• [PROVIDED MATERIAL]
* * *

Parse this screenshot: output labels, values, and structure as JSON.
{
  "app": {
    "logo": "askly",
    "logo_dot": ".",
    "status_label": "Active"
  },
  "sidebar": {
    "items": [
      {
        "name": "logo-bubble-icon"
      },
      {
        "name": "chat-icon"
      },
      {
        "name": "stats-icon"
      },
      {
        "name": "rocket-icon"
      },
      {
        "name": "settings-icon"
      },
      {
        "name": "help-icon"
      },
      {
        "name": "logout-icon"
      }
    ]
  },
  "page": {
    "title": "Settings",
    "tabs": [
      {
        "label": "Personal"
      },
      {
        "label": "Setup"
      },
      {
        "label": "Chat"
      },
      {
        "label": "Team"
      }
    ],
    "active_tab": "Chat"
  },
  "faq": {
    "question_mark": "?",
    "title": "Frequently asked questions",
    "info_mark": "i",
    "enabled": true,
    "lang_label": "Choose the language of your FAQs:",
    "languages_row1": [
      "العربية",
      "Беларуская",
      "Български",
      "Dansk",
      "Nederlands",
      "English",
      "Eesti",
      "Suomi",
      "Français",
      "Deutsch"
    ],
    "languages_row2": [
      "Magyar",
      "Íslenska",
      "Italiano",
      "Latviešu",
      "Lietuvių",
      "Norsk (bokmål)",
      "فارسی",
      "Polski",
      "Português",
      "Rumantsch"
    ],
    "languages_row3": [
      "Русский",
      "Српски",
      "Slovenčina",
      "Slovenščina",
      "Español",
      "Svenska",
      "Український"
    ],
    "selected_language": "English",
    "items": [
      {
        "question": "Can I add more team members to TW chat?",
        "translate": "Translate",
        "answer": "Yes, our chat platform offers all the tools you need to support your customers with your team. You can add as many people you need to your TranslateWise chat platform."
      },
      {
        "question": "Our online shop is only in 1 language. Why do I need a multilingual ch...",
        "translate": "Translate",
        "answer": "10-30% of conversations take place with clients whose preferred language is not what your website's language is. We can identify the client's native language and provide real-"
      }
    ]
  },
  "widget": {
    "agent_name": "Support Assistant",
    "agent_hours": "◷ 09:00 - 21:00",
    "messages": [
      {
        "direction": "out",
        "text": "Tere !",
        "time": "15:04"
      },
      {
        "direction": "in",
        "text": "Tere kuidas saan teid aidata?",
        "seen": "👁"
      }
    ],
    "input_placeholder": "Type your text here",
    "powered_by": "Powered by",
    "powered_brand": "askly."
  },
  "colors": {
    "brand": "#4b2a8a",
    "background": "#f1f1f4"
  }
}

* * *

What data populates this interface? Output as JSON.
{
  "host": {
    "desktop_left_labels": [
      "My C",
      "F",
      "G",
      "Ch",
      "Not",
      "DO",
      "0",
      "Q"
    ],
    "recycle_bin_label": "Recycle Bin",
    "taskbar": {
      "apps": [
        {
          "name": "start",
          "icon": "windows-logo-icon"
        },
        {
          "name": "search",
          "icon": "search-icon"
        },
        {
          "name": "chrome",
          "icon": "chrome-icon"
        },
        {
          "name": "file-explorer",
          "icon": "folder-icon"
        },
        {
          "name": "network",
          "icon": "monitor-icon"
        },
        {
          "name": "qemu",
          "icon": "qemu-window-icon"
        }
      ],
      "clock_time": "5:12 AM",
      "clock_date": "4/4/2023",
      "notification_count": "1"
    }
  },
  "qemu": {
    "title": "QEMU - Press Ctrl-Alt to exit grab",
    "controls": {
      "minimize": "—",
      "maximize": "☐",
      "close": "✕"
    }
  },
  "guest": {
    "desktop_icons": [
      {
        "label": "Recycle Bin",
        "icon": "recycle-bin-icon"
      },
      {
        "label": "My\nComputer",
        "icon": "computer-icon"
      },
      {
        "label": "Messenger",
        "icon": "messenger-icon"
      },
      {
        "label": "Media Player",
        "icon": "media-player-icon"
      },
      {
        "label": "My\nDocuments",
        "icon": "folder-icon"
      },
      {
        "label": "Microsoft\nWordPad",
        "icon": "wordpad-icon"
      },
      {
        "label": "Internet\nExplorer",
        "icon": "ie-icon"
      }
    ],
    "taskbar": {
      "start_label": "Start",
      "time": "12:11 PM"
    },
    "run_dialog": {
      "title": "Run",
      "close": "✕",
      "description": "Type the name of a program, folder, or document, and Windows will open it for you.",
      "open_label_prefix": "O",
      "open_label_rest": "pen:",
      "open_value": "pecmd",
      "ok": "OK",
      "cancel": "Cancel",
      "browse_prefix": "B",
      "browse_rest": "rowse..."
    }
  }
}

* * *

• [TASK DETAILS] Pull out all lines from the entries above in which the word "Tere" appears.

• [TASK SOLUTION]
        "text": "Tere !",
        "text": "Tere kuidas saan teid aidata?",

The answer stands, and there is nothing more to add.